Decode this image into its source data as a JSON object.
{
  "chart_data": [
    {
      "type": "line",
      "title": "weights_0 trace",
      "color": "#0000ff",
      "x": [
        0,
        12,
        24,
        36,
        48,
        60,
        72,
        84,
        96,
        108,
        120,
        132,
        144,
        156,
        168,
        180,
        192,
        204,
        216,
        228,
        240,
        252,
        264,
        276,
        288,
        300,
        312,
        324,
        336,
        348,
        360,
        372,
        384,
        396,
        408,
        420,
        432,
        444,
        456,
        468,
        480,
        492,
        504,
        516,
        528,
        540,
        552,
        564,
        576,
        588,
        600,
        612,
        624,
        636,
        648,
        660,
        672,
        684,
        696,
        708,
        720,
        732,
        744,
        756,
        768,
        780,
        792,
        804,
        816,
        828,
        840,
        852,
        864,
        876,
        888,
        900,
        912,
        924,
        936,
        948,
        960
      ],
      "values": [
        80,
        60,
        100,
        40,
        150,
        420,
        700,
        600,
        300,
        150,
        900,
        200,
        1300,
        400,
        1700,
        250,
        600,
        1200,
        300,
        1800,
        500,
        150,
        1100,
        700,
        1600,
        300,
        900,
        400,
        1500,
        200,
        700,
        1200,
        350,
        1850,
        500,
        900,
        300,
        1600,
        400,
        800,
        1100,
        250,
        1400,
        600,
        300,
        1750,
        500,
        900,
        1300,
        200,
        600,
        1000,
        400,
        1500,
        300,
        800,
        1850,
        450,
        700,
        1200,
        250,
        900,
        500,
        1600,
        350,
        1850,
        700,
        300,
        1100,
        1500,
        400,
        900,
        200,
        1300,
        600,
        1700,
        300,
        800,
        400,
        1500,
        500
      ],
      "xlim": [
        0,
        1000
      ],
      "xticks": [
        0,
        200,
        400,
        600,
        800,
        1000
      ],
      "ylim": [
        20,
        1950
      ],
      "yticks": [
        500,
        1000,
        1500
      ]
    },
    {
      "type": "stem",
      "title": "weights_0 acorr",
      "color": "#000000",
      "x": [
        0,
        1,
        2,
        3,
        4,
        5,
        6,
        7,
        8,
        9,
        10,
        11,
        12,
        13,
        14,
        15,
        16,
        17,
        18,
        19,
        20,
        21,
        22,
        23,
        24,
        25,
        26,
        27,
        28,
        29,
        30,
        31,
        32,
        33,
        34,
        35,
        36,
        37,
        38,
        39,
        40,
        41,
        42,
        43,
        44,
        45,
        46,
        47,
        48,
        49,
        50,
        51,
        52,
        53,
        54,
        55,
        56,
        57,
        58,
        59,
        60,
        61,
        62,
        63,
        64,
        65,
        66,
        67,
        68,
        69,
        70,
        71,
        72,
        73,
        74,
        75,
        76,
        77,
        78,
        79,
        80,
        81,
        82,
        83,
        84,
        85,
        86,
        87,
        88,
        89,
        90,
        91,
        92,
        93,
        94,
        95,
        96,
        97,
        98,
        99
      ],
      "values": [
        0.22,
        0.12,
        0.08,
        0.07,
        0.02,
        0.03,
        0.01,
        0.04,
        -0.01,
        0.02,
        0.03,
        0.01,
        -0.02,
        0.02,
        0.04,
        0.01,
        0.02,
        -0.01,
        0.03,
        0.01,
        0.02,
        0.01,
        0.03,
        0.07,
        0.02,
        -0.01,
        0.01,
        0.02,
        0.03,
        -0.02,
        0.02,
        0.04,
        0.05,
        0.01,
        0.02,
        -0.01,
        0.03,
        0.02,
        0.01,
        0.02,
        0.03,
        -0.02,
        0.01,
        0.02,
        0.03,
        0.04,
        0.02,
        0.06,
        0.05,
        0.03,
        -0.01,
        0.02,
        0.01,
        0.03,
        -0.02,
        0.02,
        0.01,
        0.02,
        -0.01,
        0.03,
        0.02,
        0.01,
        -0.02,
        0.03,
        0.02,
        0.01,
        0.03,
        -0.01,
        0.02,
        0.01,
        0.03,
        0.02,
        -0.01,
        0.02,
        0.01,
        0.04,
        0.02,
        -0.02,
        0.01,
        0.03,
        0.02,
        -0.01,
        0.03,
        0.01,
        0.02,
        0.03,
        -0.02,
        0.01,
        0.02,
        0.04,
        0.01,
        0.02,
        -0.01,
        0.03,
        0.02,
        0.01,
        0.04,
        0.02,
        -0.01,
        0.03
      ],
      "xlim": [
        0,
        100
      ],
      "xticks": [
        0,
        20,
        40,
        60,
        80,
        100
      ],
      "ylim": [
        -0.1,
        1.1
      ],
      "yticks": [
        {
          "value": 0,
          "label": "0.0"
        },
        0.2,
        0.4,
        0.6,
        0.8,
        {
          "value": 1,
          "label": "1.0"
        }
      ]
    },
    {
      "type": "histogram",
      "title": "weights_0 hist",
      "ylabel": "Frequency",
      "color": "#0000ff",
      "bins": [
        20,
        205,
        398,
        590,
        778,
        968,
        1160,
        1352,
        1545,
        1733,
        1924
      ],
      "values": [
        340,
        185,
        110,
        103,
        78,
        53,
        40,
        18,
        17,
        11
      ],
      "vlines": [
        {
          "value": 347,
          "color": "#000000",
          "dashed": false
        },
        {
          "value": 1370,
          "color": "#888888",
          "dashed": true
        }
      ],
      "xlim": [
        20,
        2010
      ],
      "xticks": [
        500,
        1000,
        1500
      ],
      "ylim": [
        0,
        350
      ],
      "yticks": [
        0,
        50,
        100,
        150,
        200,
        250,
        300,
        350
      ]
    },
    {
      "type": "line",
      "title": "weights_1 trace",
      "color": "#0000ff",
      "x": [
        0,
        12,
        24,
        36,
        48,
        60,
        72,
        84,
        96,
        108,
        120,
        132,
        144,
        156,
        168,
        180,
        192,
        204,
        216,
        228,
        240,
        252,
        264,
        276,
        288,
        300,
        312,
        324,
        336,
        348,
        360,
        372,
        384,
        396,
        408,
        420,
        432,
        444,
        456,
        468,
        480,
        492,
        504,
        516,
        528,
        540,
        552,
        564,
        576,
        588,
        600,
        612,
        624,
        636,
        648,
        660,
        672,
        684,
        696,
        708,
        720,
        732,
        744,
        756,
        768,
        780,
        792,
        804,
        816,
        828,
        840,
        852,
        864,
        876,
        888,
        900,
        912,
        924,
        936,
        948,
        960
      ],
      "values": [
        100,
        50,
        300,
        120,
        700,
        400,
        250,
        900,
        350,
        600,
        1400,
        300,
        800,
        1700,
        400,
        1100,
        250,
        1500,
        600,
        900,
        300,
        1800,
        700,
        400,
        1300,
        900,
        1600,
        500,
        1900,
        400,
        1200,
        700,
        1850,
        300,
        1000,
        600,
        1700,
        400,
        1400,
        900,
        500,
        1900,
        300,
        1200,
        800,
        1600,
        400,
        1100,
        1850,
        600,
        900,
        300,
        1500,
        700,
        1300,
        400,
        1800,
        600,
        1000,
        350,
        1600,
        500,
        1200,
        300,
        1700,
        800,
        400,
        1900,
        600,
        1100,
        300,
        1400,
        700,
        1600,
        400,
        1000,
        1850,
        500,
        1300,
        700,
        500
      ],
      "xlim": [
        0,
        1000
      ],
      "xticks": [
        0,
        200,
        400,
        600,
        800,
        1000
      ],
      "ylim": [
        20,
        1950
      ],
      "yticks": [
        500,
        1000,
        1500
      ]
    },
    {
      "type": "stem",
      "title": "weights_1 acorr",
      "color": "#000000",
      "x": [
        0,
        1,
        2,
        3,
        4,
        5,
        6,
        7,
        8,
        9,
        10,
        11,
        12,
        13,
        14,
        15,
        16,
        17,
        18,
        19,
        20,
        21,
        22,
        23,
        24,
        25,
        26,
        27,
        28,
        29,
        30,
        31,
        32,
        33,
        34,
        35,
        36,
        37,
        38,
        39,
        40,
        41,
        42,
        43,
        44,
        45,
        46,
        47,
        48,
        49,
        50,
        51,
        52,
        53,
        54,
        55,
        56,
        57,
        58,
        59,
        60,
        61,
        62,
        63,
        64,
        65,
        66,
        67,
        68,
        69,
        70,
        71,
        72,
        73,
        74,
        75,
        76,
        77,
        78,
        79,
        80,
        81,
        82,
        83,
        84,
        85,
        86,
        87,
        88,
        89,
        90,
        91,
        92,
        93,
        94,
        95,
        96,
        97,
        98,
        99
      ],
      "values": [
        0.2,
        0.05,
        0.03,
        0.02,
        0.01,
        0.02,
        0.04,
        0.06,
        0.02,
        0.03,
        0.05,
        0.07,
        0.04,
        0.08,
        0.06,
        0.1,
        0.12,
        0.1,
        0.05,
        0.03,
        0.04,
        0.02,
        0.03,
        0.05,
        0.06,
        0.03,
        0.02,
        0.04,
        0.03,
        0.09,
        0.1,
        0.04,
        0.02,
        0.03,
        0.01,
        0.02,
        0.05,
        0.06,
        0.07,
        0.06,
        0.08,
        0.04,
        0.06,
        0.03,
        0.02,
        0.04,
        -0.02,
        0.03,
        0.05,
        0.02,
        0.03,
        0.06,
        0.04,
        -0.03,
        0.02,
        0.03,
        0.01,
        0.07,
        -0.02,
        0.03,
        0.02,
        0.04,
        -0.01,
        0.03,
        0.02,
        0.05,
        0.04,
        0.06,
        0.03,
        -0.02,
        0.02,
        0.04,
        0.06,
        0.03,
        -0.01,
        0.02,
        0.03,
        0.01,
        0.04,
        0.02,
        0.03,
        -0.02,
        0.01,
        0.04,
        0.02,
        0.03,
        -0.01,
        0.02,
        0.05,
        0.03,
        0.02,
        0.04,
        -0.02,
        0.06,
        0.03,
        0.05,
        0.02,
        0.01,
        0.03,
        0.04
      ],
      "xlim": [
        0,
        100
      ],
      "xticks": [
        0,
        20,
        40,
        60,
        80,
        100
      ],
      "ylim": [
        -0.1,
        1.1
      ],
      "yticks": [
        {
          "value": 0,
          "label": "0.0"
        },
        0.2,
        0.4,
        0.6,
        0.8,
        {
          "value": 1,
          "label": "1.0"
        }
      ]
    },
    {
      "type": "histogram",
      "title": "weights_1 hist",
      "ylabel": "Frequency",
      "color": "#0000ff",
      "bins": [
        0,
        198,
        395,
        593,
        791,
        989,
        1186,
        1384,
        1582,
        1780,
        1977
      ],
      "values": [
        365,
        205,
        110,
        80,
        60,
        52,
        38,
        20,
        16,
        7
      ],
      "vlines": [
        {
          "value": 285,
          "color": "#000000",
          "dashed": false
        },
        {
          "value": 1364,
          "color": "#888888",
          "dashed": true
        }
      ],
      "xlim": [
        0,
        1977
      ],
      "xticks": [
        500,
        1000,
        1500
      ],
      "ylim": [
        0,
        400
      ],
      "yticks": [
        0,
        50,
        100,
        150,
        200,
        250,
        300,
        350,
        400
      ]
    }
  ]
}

++++

- **DIRECTION**
From the entries above, return each line with the word "title" in it.

- **RESULT OF THIS TASK**
      "title": "weights_0 trace",
      "title": "weights_0 acorr",
      "title": "weights_0 hist",
      "title": "weights_1 trace",
      "title": "weights_1 acorr",
      "title": "weights_1 hist",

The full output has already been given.